## Given records
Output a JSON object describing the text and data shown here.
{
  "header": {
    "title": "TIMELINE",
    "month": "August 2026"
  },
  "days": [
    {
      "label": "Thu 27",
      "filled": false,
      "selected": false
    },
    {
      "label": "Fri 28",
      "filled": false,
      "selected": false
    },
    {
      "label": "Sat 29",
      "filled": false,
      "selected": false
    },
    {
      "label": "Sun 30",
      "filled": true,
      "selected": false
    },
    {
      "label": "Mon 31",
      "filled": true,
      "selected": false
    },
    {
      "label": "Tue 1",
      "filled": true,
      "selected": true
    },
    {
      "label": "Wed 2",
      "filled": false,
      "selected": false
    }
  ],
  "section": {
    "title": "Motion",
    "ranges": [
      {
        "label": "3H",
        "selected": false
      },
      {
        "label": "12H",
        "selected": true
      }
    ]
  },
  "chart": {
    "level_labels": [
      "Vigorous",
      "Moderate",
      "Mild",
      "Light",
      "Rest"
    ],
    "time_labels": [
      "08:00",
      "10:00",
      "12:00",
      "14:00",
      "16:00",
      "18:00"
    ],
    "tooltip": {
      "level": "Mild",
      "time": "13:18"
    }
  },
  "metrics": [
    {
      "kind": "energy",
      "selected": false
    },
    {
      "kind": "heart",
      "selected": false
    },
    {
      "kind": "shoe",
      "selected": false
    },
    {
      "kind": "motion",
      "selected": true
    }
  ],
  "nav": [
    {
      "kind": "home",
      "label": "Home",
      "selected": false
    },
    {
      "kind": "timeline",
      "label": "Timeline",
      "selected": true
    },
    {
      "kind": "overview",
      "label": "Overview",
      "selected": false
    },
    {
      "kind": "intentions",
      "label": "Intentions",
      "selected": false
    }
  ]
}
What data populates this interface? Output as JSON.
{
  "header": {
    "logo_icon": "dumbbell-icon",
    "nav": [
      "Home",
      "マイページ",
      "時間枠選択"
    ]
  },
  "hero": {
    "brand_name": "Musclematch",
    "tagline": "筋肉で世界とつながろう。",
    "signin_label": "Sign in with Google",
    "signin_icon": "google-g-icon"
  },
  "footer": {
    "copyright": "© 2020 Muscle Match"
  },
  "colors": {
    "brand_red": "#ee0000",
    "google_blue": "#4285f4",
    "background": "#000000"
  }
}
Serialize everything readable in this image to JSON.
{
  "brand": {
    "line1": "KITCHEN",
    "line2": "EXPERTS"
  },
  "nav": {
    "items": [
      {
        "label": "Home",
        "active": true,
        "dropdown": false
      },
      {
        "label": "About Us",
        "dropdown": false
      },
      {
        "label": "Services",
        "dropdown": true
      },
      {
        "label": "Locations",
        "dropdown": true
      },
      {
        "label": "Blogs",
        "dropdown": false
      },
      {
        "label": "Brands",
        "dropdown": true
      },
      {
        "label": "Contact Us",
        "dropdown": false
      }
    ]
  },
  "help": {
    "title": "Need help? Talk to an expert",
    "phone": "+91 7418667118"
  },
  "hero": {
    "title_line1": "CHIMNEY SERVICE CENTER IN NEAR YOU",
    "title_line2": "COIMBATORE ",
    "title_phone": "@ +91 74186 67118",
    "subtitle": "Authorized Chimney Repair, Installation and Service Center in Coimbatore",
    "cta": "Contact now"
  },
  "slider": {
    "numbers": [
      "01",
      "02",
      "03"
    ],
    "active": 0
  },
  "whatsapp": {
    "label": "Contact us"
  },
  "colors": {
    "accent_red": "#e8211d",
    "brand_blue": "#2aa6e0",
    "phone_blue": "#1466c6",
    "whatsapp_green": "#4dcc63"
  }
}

## Given instruction
Faithfully copy every entry, leaving nothing out.

## Output of the exercise
Output a JSON object describing the text and data shown here.
{
  "header": {
    "title": "TIMELINE",
    "month": "August 2026"
  },
  "days": [
    {
      "label": "Thu 27",
      "filled": false,
      "selected": false
    },
    {
      "label": "Fri 28",
      "filled": false,
      "selected": false
    },
    {
      "label": "Sat 29",
      "filled": false,
      "selected": false
    },
    {
      "label": "Sun 30",
      "filled": true,
      "selected": false
    },
    {
      "label": "Mon 31",
      "filled": true,
      "selected": false
    },
    {
      "label": "Tue 1",
      "filled": true,
      "selected": true
    },
    {
      "label": "Wed 2",
      "filled": false,
      "selected": false
    }
  ],
  "section": {
    "title": "Motion",
    "ranges": [
      {
        "label": "3H",
        "selected": false
      },
      {
        "label": "12H",
        "selected": true
      }
    ]
  },
  "chart": {
    "level_labels": [
      "Vigorous",
      "Moderate",
      "Mild",
      "Light",
      "Rest"
    ],
    "time_labels": [
      "08:00",
      "10:00",
      "12:00",
      "14:00",
      "16:00",
      "18:00"
    ],
    "tooltip": {
      "level": "Mild",
      "time": "13:18"
    }
  },
  "metrics": [
    {
      "kind": "energy",
      "selected": false
    },
    {
      "kind": "heart",
      "selected": false
    },
    {
      "kind": "shoe",
      "selected": false
    },
    {
      "kind": "motion",
      "selected": true
    }
  ],
  "nav": [
    {
      "kind": "home",
      "label": "Home",
      "selected": false
    },
    {
      "kind": "timeline",
      "label": "Timeline",
      "selected": true
    },
    {
      "kind": "overview",
      "label": "Overview",
      "selected": false
    },
    {
      "kind": "intentions",
      "label": "Intentions",
      "selected": false
    }
  ]
}
What data populates this interface? Output as JSON.
{
  "header": {
    "logo_icon": "dumbbell-icon",
    "nav": [
      "Home",
      "マイページ",
      "時間枠選択"
    ]
  },
  "hero": {
    "brand_name": "Musclematch",
    "tagline": "筋肉で世界とつながろう。",
    "signin_label": "Sign in with Google",
    "signin_icon": "google-g-icon"
  },
  "footer": {
    "copyright": "© 2020 Muscle Match"
  },
  "colors": {
    "brand_red": "#ee0000",
    "google_blue": "#4285f4",
    "background": "#000000"
  }
}
Serialize everything readable in this image to JSON.
{
  "brand": {
    "line1": "KITCHEN",
    "line2": "EXPERTS"
  },
  "nav": {
    "items": [
      {
        "label": "Home",
        "active": true,
        "dropdown": false
      },
      {
        "label": "About Us",
        "dropdown": false
      },
      {
        "label": "Services",
        "dropdown": true
      },
      {
        "label": "Locations",
        "dropdown": true
      },
      {
        "label": "Blogs",
        "dropdown": false
      },
      {
        "label": "Brands",
        "dropdown": true
      },
      {
        "label": "Contact Us",
        "dropdown": false
      }
    ]
  },
  "help": {
    "title": "Need help? Talk to an expert",
    "phone": "+91 7418667118"
  },
  "hero": {
    "title_line1": "CHIMNEY SERVICE CENTER IN NEAR YOU",
    "title_line2": "COIMBATORE ",
    "title_phone": "@ +91 74186 67118",
    "subtitle": "Authorized Chimney Repair, Installation and Service Center in Coimbatore",
    "cta": "Contact now"
  },
  "slider": {
    "numbers": [
      "01",
      "02",
      "03"
    ],
    "active": 0
  },
  "whatsapp": {
    "label": "Contact us"
  },
  "colors": {
    "accent_red": "#e8211d",
    "brand_blue": "#2aa6e0",
    "phone_blue": "#1466c6",
    "whatsapp_green": "#4dcc63"
  }
}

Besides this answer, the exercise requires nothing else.